--- DIRECTIONS FOR THIS TASK ---
Give only the number of lines in the data that include the string "Российской".

--- DATASET EXCERPTS ---
--------------------------------
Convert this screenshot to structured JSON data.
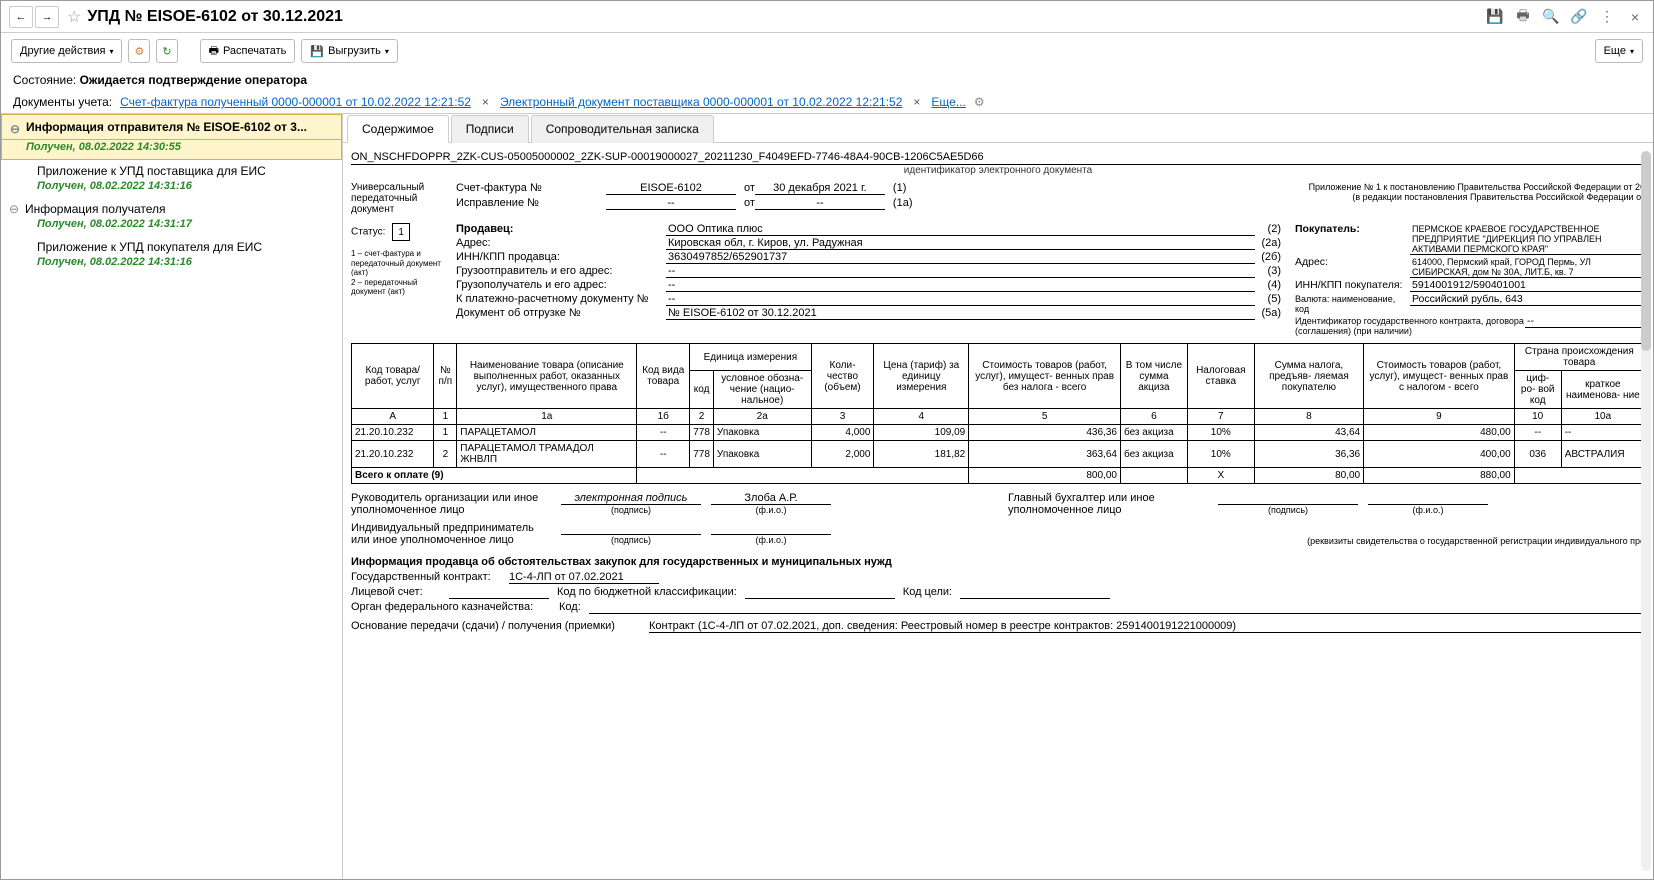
{
  "titlebar": {
    "title": "УПД № EISOE-6102 от 30.12.2021"
  },
  "toolbar": {
    "other_actions": "Другие действия",
    "print": "Распечатать",
    "export": "Выгрузить",
    "more": "Еще"
  },
  "state": {
    "label": "Состояние:",
    "value": "Ожидается подтверждение оператора"
  },
  "docs_row": {
    "label": "Документы учета:",
    "link1": "Счет-фактура полученный 0000-000001 от 10.02.2022 12:21:52",
    "link2": "Электронный документ поставщика 0000-000001 от 10.02.2022 12:21:52",
    "more": "Еще..."
  },
  "tree": {
    "root": "Информация отправителя № EISOE-6102 от 3...",
    "root_status": "Получен, 08.02.2022 14:30:55",
    "item1": "Приложение к УПД поставщика для ЕИС",
    "item1_status": "Получен, 08.02.2022 14:31:16",
    "group2": "Информация получателя",
    "group2_status": "Получен, 08.02.2022 14:31:17",
    "item3": "Приложение к УПД покупателя для ЕИС",
    "item3_status": "Получен, 08.02.2022 14:31:16"
  },
  "tabs": {
    "content": "Содержимое",
    "signatures": "Подписи",
    "cover_note": "Сопроводительная записка"
  },
  "doc": {
    "identifier": "ON_NSCHFDOPPR_2ZK-CUS-05005000002_2ZK-SUP-00019000027_20211230_F4049EFD-7746-48A4-90CB-1206C5AE5D66",
    "identifier_label": "идентификатор электронного документа",
    "upd_label": "Универсальный передаточный документ",
    "invoice_label": "Счет-фактура №",
    "invoice_num": "EISOE-6102",
    "date_label": "от",
    "invoice_date": "30 декабря 2021 г.",
    "sfx1": "(1)",
    "correction_label": "Исправление №",
    "correction_num": "--",
    "correction_date": "--",
    "sfx1a": "(1а)",
    "right_note1": "Приложение № 1 к постановлению Правительства Российской Федерации от 26",
    "right_note2": "(в редакции постановления Правительства Российской Федерации от",
    "status_label": "Статус:",
    "status_value": "1",
    "status_legend": "1 – счет-фактура и передаточный документ (акт)\n2 – передаточный документ (акт)",
    "seller": {
      "label": "Продавец:",
      "name": "ООО Оптика плюс",
      "addr_label": "Адрес:",
      "addr": "Кировская обл, г. Киров, ул. Радужная",
      "inn_label": "ИНН/КПП продавца:",
      "inn": "3630497852/652901737",
      "shipper_label": "Грузоотправитель и его адрес:",
      "shipper": "--",
      "consignee_label": "Грузополучатель и его адрес:",
      "consignee": "--",
      "payment_label": "К платежно-расчетному документу №",
      "payment": "--",
      "shipdoc_label": "Документ об отгрузке №",
      "shipdoc": "№ EISOE-6102 от 30.12.2021"
    },
    "nums": {
      "n2": "(2)",
      "n2a": "(2а)",
      "n2b": "(2б)",
      "n3": "(3)",
      "n4": "(4)",
      "n5": "(5)",
      "n5a": "(5а)"
    },
    "buyer": {
      "label": "Покупатель:",
      "name": "ПЕРМСКОЕ КРАЕВОЕ ГОСУДАРСТВЕННОЕ ПРЕДПРИЯТИЕ \"ДИРЕКЦИЯ ПО УПРАВЛЕН АКТИВАМИ ПЕРМСКОГО КРАЯ\"",
      "addr_label": "Адрес:",
      "addr": "614000, Пермский край, ГОРОД Пермь, УЛ СИБИРСКАЯ, дом № 30А, ЛИТ.Б, кв. 7",
      "inn_label": "ИНН/КПП покупателя:",
      "inn": "5914001912/590401001",
      "currency_label": "Валюта: наименование, код",
      "currency": "Российский рубль, 643",
      "gov_id_label": "Идентификатор государственного контракта, договора (соглашения) (при наличии)",
      "gov_id": "--"
    },
    "table": {
      "headers": {
        "code": "Код товара/ работ, услуг",
        "num": "№ п/п",
        "name": "Наименование товара (описание выполненных работ, оказанных услуг), имущественного права",
        "kind": "Код вида товара",
        "unit": "Единица измерения",
        "unit_code": "код",
        "unit_name": "условное обозна- чение (нацио- нальное)",
        "qty": "Коли- чество (объем)",
        "price": "Цена (тариф) за единицу измерения",
        "cost_no_tax": "Стоимость товаров (работ, услуг), имущест- венных прав без налога - всего",
        "excise": "В том числе сумма акциза",
        "tax_rate": "Налоговая ставка",
        "tax_sum": "Сумма налога, предъяв- ляемая покупателю",
        "cost_with_tax": "Стоимость товаров (работ, услуг), имущест- венных прав с налогом - всего",
        "country": "Страна происхождения товара",
        "country_code": "циф- ро- вой код",
        "country_name": "краткое наименова- ние"
      },
      "col_labels": [
        "А",
        "1",
        "1а",
        "1б",
        "2",
        "2а",
        "3",
        "4",
        "5",
        "6",
        "7",
        "8",
        "9",
        "10",
        "10а"
      ],
      "rows": [
        {
          "code": "21.20.10.232",
          "n": "1",
          "name": "ПАРАЦЕТАМОЛ",
          "kind": "--",
          "ucode": "778",
          "uname": "Упаковка",
          "qty": "4,000",
          "price": "109,09",
          "cost": "436,36",
          "excise": "без акциза",
          "rate": "10%",
          "tax": "43,64",
          "total": "480,00",
          "ccode": "--",
          "cname": "--"
        },
        {
          "code": "21.20.10.232",
          "n": "2",
          "name": "ПАРАЦЕТАМОЛ ТРАМАДОЛ ЖНВЛП",
          "kind": "--",
          "ucode": "778",
          "uname": "Упаковка",
          "qty": "2,000",
          "price": "181,82",
          "cost": "363,64",
          "excise": "без акциза",
          "rate": "10%",
          "tax": "36,36",
          "total": "400,00",
          "ccode": "036",
          "cname": "АВСТРАЛИЯ"
        }
      ],
      "total_label": "Всего к оплате (9)",
      "total_cost": "800,00",
      "total_x": "X",
      "total_tax": "80,00",
      "total_sum": "880,00"
    },
    "signatures": {
      "head_label": "Руководитель организации или иное уполномоченное лицо",
      "sig_text": "электронная подпись",
      "sig_caption": "(подпись)",
      "fio": "Злоба А.Р.",
      "fio_caption": "(ф.и.о.)",
      "accountant_label": "Главный бухгалтер или иное уполномоченное лицо",
      "ip_label": "Индивидуальный предприниматель или иное уполномоченное лицо",
      "ip_note": "(реквизиты свидетельства о государственной регистрации индивидуального пре"
    },
    "gov": {
      "title": "Информация продавца об обстоятельствах закупок для государственных и муниципальных нужд",
      "contract_label": "Государственный контракт:",
      "contract": "1С-4-ЛП от 07.02.2021",
      "account_label": "Лицевой счет:",
      "budget_label": "Код по бюджетной классификации:",
      "target_label": "Код цели:",
      "treasury_label": "Орган федерального казначейства:",
      "code_label": "Код:",
      "basis_label": "Основание передачи (сдачи) / получения (приемки)",
      "basis": "Контракт (1С-4-ЛП от 07.02.2021, доп. сведения: Реестровый номер в реестре контрактов: 2591400191221000009)"
    }
  }
}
--------------------------------
--- EXERCISE OUTPUT ---
2